Information shown:
########################################

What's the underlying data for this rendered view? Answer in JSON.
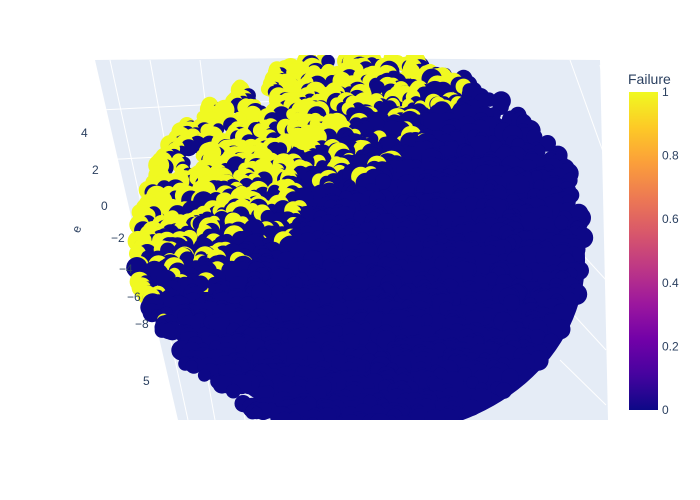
{
  "chart_data": {
    "type": "scatter",
    "mode": "3d",
    "title": "",
    "colorbar": {
      "title": "Failure",
      "range": [
        0,
        1
      ],
      "ticks": [
        "0",
        "0.2",
        "0.4",
        "0.6",
        "0.8",
        "1"
      ],
      "colorscale": [
        "#0d0887",
        "#46039f",
        "#7201a8",
        "#9c179e",
        "#bd3786",
        "#d8576b",
        "#ed7953",
        "#fb9f3a",
        "#fdca26",
        "#f0f921"
      ]
    },
    "axis_ticks_left": [
      "4",
      "2",
      "0",
      "−2",
      "−4",
      "−6",
      "−8"
    ],
    "axis_ticks_depth": [
      "5"
    ],
    "axis_label_cut": "e",
    "classes": [
      {
        "value": 0,
        "color": "#0d0887"
      },
      {
        "value": 1,
        "color": "#f0f921"
      }
    ]
  }
}
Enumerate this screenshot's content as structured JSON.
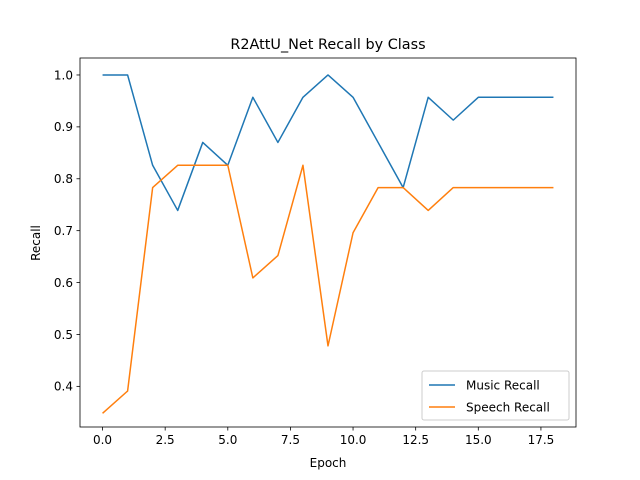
{
  "chart_data": {
    "type": "line",
    "title": "R2AttU_Net Recall by Class",
    "xlabel": "Epoch",
    "ylabel": "Recall",
    "xlim": [
      -0.9,
      18.9
    ],
    "ylim": [
      0.3217,
      1.0327
    ],
    "x_ticks": [
      0.0,
      2.5,
      5.0,
      7.5,
      10.0,
      12.5,
      15.0,
      17.5
    ],
    "x_tick_labels": [
      "0.0",
      "2.5",
      "5.0",
      "7.5",
      "10.0",
      "12.5",
      "15.0",
      "17.5"
    ],
    "y_ticks": [
      0.4,
      0.5,
      0.6,
      0.7,
      0.8,
      0.9,
      1.0
    ],
    "y_tick_labels": [
      "0.4",
      "0.5",
      "0.6",
      "0.7",
      "0.8",
      "0.9",
      "1.0"
    ],
    "grid": false,
    "legend_position": "lower-right",
    "x": [
      0,
      1,
      2,
      3,
      4,
      5,
      6,
      7,
      8,
      9,
      10,
      11,
      12,
      13,
      14,
      15,
      16,
      17,
      18
    ],
    "series": [
      {
        "name": "Music Recall",
        "color": "#1f77b4",
        "values": [
          1.0,
          1.0,
          0.826,
          0.739,
          0.87,
          0.826,
          0.957,
          0.87,
          0.957,
          1.0,
          0.957,
          0.87,
          0.783,
          0.957,
          0.913,
          0.957,
          0.957,
          0.957,
          0.957
        ]
      },
      {
        "name": "Speech Recall",
        "color": "#ff7f0e",
        "values": [
          0.348,
          0.391,
          0.783,
          0.826,
          0.826,
          0.826,
          0.609,
          0.652,
          0.826,
          0.478,
          0.696,
          0.783,
          0.783,
          0.739,
          0.783,
          0.783,
          0.783,
          0.783,
          0.783
        ]
      }
    ]
  }
}
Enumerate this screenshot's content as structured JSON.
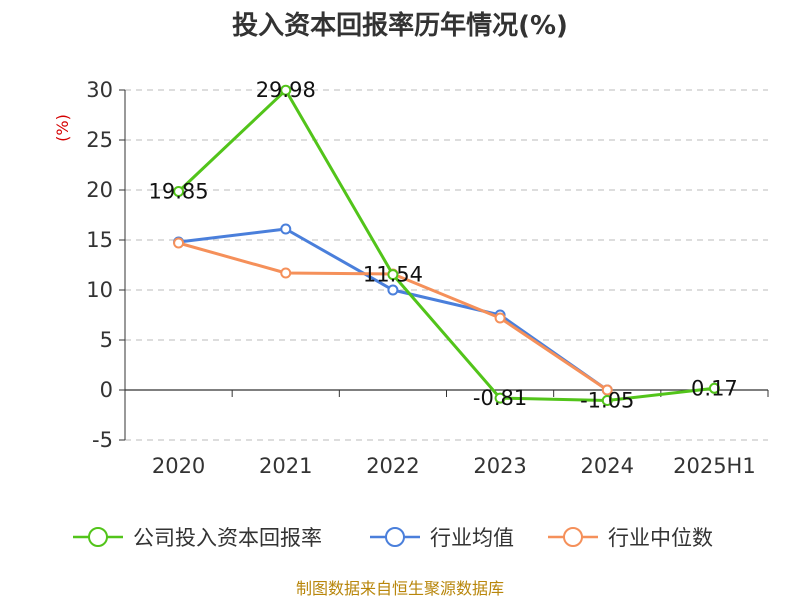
{
  "chart_data": {
    "type": "line",
    "title": "投入资本回报率历年情况(%)",
    "unit_label": "(%)",
    "categories": [
      "2020",
      "2021",
      "2022",
      "2023",
      "2024",
      "2025H1"
    ],
    "ylim": [
      -5,
      30
    ],
    "yticks": [
      -5,
      0,
      5,
      10,
      15,
      20,
      25,
      30
    ],
    "grid": true,
    "legend_position": "bottom",
    "series": [
      {
        "name": "公司投入资本回报率",
        "color": "#52c41a",
        "values": [
          19.85,
          29.98,
          11.54,
          -0.81,
          -1.05,
          0.17
        ],
        "labels": [
          "19.85",
          "29.98",
          "11.54",
          "-0.81",
          "-1.05",
          "0.17"
        ]
      },
      {
        "name": "行业均值",
        "color": "#4a7fdb",
        "values": [
          14.8,
          16.1,
          10.0,
          7.5,
          0.0,
          null
        ]
      },
      {
        "name": "行业中位数",
        "color": "#f5905a",
        "values": [
          14.7,
          11.7,
          11.6,
          7.2,
          0.0,
          null
        ]
      }
    ],
    "source": "制图数据来自恒生聚源数据库"
  }
}
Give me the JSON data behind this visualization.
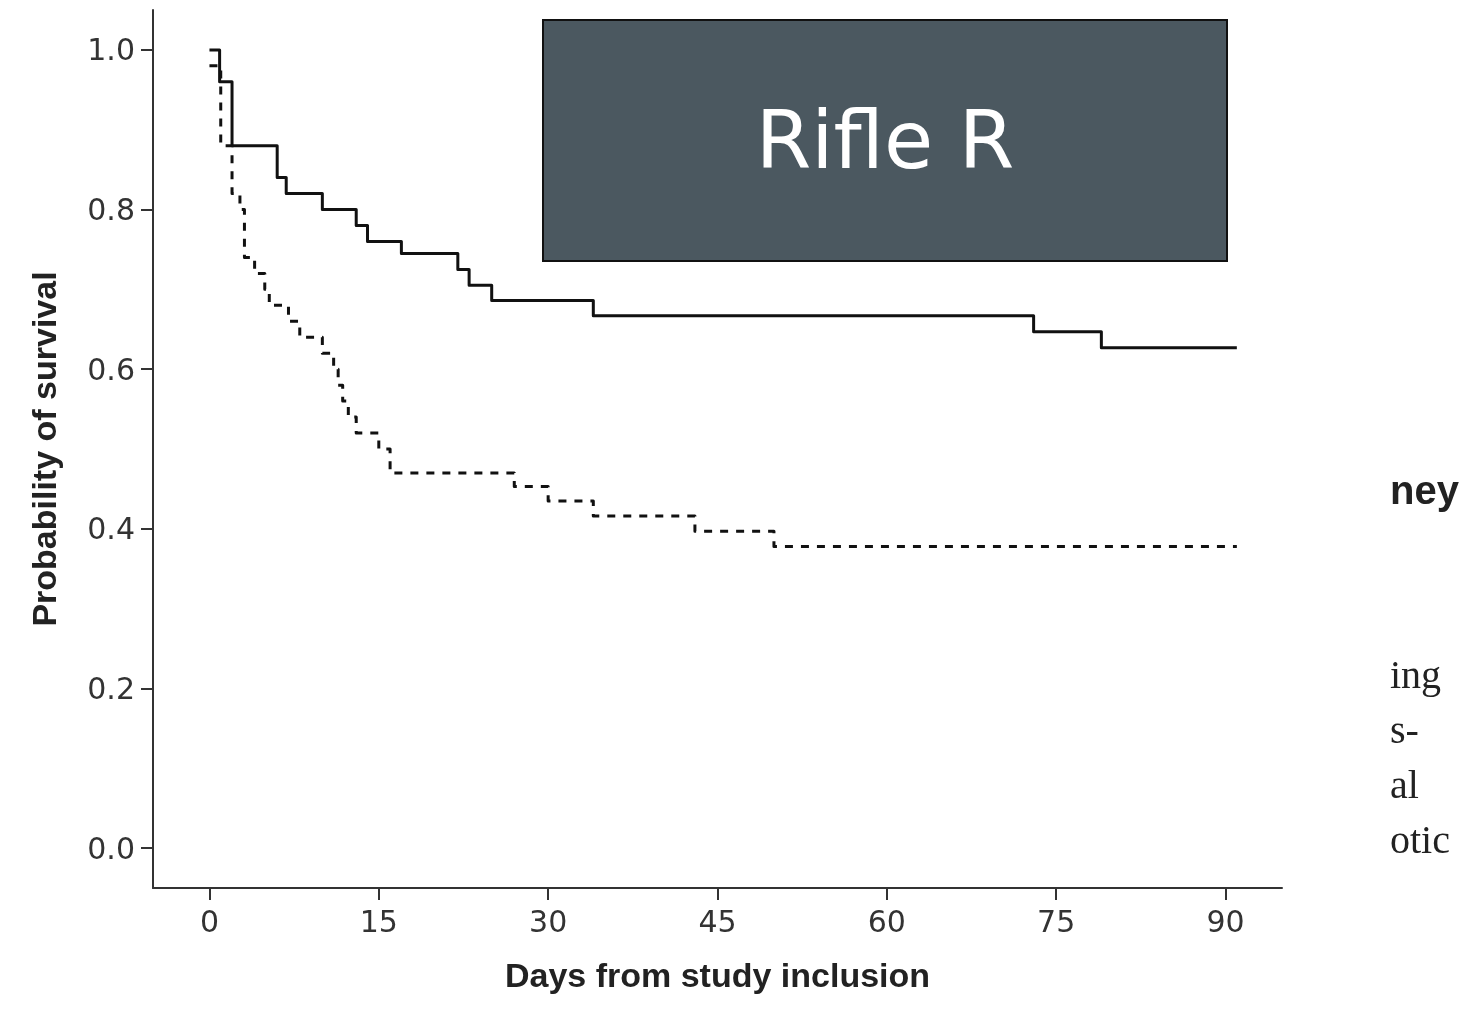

########################################

Stated task:
What is the number of lines in the data above that include the word "this"? Answer with that number only.

Answer in full:
4